Stored data entries:

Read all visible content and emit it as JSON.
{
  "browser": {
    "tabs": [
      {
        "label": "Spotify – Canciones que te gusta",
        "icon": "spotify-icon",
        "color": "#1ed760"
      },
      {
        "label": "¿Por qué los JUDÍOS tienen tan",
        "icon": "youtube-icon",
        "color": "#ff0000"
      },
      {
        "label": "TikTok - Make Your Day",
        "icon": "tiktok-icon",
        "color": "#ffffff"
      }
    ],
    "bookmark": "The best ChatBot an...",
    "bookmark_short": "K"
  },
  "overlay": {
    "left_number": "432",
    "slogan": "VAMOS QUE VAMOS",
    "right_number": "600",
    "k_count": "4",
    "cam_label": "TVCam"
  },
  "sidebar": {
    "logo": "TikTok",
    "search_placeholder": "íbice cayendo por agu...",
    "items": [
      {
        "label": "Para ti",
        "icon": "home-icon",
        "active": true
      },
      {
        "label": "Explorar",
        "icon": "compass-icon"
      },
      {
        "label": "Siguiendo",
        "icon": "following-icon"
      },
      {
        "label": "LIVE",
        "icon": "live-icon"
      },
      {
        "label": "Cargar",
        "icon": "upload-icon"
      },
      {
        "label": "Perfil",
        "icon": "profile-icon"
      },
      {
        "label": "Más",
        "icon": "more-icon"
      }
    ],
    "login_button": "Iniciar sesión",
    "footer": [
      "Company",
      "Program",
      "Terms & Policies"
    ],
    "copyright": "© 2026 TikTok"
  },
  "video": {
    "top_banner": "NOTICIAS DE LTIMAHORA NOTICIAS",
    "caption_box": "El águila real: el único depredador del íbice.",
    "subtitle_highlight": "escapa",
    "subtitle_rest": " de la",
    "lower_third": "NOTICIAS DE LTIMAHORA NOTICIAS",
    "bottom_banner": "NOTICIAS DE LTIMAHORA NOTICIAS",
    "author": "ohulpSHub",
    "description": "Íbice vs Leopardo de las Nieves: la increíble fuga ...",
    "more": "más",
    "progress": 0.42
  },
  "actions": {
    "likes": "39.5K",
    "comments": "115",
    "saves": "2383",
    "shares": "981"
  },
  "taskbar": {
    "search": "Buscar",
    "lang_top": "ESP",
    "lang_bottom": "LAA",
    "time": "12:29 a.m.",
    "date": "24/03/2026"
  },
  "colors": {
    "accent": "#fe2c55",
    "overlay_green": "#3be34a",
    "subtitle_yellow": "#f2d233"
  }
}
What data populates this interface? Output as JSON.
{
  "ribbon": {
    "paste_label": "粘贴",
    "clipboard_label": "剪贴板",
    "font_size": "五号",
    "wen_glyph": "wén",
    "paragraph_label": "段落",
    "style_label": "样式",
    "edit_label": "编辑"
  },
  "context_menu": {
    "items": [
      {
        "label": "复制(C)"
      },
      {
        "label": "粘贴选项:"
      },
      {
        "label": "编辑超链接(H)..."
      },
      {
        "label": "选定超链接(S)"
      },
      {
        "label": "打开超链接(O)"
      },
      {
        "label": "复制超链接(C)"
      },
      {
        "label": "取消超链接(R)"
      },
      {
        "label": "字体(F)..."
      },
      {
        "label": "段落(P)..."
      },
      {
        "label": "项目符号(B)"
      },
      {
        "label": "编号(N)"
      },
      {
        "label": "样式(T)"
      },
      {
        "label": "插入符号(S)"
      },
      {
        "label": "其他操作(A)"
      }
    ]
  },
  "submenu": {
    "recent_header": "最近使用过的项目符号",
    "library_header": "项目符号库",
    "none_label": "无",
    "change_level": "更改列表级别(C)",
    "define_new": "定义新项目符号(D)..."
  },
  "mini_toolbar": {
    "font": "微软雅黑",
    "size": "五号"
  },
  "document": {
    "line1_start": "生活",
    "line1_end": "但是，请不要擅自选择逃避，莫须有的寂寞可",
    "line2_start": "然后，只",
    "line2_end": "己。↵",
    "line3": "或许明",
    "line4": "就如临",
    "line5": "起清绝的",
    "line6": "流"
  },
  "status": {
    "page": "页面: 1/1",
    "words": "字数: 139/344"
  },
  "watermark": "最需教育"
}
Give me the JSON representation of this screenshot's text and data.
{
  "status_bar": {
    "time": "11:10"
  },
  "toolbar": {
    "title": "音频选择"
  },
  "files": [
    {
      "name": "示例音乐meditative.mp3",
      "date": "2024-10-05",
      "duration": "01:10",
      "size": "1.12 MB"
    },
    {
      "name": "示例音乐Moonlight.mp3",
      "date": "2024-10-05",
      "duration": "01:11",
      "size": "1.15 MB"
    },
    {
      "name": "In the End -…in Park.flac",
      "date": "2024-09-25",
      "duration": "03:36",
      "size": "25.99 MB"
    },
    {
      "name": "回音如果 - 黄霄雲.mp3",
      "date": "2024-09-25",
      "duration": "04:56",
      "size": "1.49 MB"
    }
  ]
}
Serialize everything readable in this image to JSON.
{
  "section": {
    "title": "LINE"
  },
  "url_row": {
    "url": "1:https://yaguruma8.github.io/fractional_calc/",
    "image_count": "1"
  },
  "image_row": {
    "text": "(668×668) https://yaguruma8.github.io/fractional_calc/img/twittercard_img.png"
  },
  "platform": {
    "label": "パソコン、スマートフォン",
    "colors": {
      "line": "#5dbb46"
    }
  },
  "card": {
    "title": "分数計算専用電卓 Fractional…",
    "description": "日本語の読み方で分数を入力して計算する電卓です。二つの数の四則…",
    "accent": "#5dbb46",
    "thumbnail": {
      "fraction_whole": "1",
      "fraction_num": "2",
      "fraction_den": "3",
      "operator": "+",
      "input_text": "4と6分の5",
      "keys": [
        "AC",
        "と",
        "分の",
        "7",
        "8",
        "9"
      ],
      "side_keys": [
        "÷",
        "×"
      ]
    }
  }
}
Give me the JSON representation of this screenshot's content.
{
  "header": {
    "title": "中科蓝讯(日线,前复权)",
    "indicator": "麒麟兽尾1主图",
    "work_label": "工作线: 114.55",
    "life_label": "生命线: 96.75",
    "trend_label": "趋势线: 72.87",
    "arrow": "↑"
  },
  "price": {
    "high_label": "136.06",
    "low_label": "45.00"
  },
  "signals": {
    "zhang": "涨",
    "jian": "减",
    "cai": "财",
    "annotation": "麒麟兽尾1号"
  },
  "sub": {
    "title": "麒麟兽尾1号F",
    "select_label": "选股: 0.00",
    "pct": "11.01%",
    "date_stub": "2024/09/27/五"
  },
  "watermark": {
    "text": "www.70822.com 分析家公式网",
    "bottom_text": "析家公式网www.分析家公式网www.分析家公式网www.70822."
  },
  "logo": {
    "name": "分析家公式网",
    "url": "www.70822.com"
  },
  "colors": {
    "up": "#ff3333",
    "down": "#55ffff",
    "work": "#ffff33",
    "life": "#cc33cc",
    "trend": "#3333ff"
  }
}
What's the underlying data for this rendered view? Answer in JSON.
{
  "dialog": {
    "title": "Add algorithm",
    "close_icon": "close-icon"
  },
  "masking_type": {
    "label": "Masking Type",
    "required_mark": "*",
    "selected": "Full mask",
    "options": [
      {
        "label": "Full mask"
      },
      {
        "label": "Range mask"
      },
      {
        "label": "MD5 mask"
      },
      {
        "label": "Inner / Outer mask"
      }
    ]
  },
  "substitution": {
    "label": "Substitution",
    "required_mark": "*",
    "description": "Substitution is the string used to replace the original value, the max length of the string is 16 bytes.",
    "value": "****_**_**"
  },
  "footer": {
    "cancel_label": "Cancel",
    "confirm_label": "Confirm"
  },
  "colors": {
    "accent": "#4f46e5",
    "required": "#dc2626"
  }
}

**Task requirements:** Copy out each record from above, exactly.

**Worked answer:**
Read all visible content and emit it as JSON.
{
  "browser": {
    "tabs": [
      {
        "label": "Spotify – Canciones que te gusta",
        "icon": "spotify-icon",
        "color": "#1ed760"
      },
      {
        "label": "¿Por qué los JUDÍOS tienen tan",
        "icon": "youtube-icon",
        "color": "#ff0000"
      },
      {
        "label": "TikTok - Make Your Day",
        "icon": "tiktok-icon",
        "color": "#ffffff"
      }
    ],
    "bookmark": "The best ChatBot an...",
    "bookmark_short": "K"
  },
  "overlay": {
    "left_number": "432",
    "slogan": "VAMOS QUE VAMOS",
    "right_number": "600",
    "k_count": "4",
    "cam_label": "TVCam"
  },
  "sidebar": {
    "logo": "TikTok",
    "search_placeholder": "íbice cayendo por agu...",
    "items": [
      {
        "label": "Para ti",
        "icon": "home-icon",
        "active": true
      },
      {
        "label": "Explorar",
        "icon": "compass-icon"
      },
      {
        "label": "Siguiendo",
        "icon": "following-icon"
      },
      {
        "label": "LIVE",
        "icon": "live-icon"
      },
      {
        "label": "Cargar",
        "icon": "upload-icon"
      },
      {
        "label": "Perfil",
        "icon": "profile-icon"
      },
      {
        "label": "Más",
        "icon": "more-icon"
      }
    ],
    "login_button": "Iniciar sesión",
    "footer": [
      "Company",
      "Program",
      "Terms & Policies"
    ],
    "copyright": "© 2026 TikTok"
  },
  "video": {
    "top_banner": "NOTICIAS DE LTIMAHORA NOTICIAS",
    "caption_box": "El águila real: el único depredador del íbice.",
    "subtitle_highlight": "escapa",
    "subtitle_rest": " de la",
    "lower_third": "NOTICIAS DE LTIMAHORA NOTICIAS",
    "bottom_banner": "NOTICIAS DE LTIMAHORA NOTICIAS",
    "author": "ohulpSHub",
    "description": "Íbice vs Leopardo de las Nieves: la increíble fuga ...",
    "more": "más",
    "progress": 0.42
  },
  "actions": {
    "likes": "39.5K",
    "comments": "115",
    "saves": "2383",
    "shares": "981"
  },
  "taskbar": {
    "search": "Buscar",
    "lang_top": "ESP",
    "lang_bottom": "LAA",
    "time": "12:29 a.m.",
    "date": "24/03/2026"
  },
  "colors": {
    "accent": "#fe2c55",
    "overlay_green": "#3be34a",
    "subtitle_yellow": "#f2d233"
  }
}
What data populates this interface? Output as JSON.
{
  "ribbon": {
    "paste_label": "粘贴",
    "clipboard_label": "剪贴板",
    "font_size": "五号",
    "wen_glyph": "wén",
    "paragraph_label": "段落",
    "style_label": "样式",
    "edit_label": "编辑"
  },
  "context_menu": {
    "items": [
      {
        "label": "复制(C)"
      },
      {
        "label": "粘贴选项:"
      },
      {
        "label": "编辑超链接(H)..."
      },
      {
        "label": "选定超链接(S)"
      },
      {
        "label": "打开超链接(O)"
      },
      {
        "label": "复制超链接(C)"
      },
      {
        "label": "取消超链接(R)"
      },
      {
        "label": "字体(F)..."
      },
      {
        "label": "段落(P)..."
      },
      {
        "label": "项目符号(B)"
      },
      {
        "label": "编号(N)"
      },
      {
        "label": "样式(T)"
      },
      {
        "label": "插入符号(S)"
      },
      {
        "label": "其他操作(A)"
      }
    ]
  },
  "submenu": {
    "recent_header": "最近使用过的项目符号",
    "library_header": "项目符号库",
    "none_label": "无",
    "change_level": "更改列表级别(C)",
    "define_new": "定义新项目符号(D)..."
  },
  "mini_toolbar": {
    "font": "微软雅黑",
    "size": "五号"
  },
  "document": {
    "line1_start": "生活",
    "line1_end": "但是，请不要擅自选择逃避，莫须有的寂寞可",
    "line2_start": "然后，只",
    "line2_end": "己。↵",
    "line3": "或许明",
    "line4": "就如临",
    "line5": "起清绝的",
    "line6": "流"
  },
  "status": {
    "page": "页面: 1/1",
    "words": "字数: 139/344"
  },
  "watermark": "最需教育"
}
Give me the JSON representation of this screenshot's text and data.
{
  "status_bar": {
    "time": "11:10"
  },
  "toolbar": {
    "title": "音频选择"
  },
  "files": [
    {
      "name": "示例音乐meditative.mp3",
      "date": "2024-10-05",
      "duration": "01:10",
      "size": "1.12 MB"
    },
    {
      "name": "示例音乐Moonlight.mp3",
      "date": "2024-10-05",
      "duration": "01:11",
      "size": "1.15 MB"
    },
    {
      "name": "In the End -…in Park.flac",
      "date": "2024-09-25",
      "duration": "03:36",
      "size": "25.99 MB"
    },
    {
      "name": "回音如果 - 黄霄雲.mp3",
      "date": "2024-09-25",
      "duration": "04:56",
      "size": "1.49 MB"
    }
  ]
}
Serialize everything readable in this image to JSON.
{
  "section": {
    "title": "LINE"
  },
  "url_row": {
    "url": "1:https://yaguruma8.github.io/fractional_calc/",
    "image_count": "1"
  },
  "image_row": {
    "text": "(668×668) https://yaguruma8.github.io/fractional_calc/img/twittercard_img.png"
  },
  "platform": {
    "label": "パソコン、スマートフォン",
    "colors": {
      "line": "#5dbb46"
    }
  },
  "card": {
    "title": "分数計算専用電卓 Fractional…",
    "description": "日本語の読み方で分数を入力して計算する電卓です。二つの数の四則…",
    "accent": "#5dbb46",
    "thumbnail": {
      "fraction_whole": "1",
      "fraction_num": "2",
      "fraction_den": "3",
      "operator": "+",
      "input_text": "4と6分の5",
      "keys": [
        "AC",
        "と",
        "分の",
        "7",
        "8",
        "9"
      ],
      "side_keys": [
        "÷",
        "×"
      ]
    }
  }
}
Give me the JSON representation of this screenshot's content.
{
  "header": {
    "title": "中科蓝讯(日线,前复权)",
    "indicator": "麒麟兽尾1主图",
    "work_label": "工作线: 114.55",
    "life_label": "生命线: 96.75",
    "trend_label": "趋势线: 72.87",
    "arrow": "↑"
  },
  "price": {
    "high_label": "136.06",
    "low_label": "45.00"
  },
  "signals": {
    "zhang": "涨",
    "jian": "减",
    "cai": "财",
    "annotation": "麒麟兽尾1号"
  },
  "sub": {
    "title": "麒麟兽尾1号F",
    "select_label": "选股: 0.00",
    "pct": "11.01%",
    "date_stub": "2024/09/27/五"
  },
  "watermark": {
    "text": "www.70822.com 分析家公式网",
    "bottom_text": "析家公式网www.分析家公式网www.分析家公式网www.70822."
  },
  "logo": {
    "name": "分析家公式网",
    "url": "www.70822.com"
  },
  "colors": {
    "up": "#ff3333",
    "down": "#55ffff",
    "work": "#ffff33",
    "life": "#cc33cc",
    "trend": "#3333ff"
  }
}
What's the underlying data for this rendered view? Answer in JSON.
{
  "dialog": {
    "title": "Add algorithm",
    "close_icon": "close-icon"
  },
  "masking_type": {
    "label": "Masking Type",
    "required_mark": "*",
    "selected": "Full mask",
    "options": [
      {
        "label": "Full mask"
      },
      {
        "label": "Range mask"
      },
      {
        "label": "MD5 mask"
      },
      {
        "label": "Inner / Outer mask"
      }
    ]
  },
  "substitution": {
    "label": "Substitution",
    "required_mark": "*",
    "description": "Substitution is the string used to replace the original value, the max length of the string is 16 bytes.",
    "value": "****_**_**"
  },
  "footer": {
    "cancel_label": "Cancel",
    "confirm_label": "Confirm"
  },
  "colors": {
    "accent": "#4f46e5",
    "required": "#dc2626"
  }
}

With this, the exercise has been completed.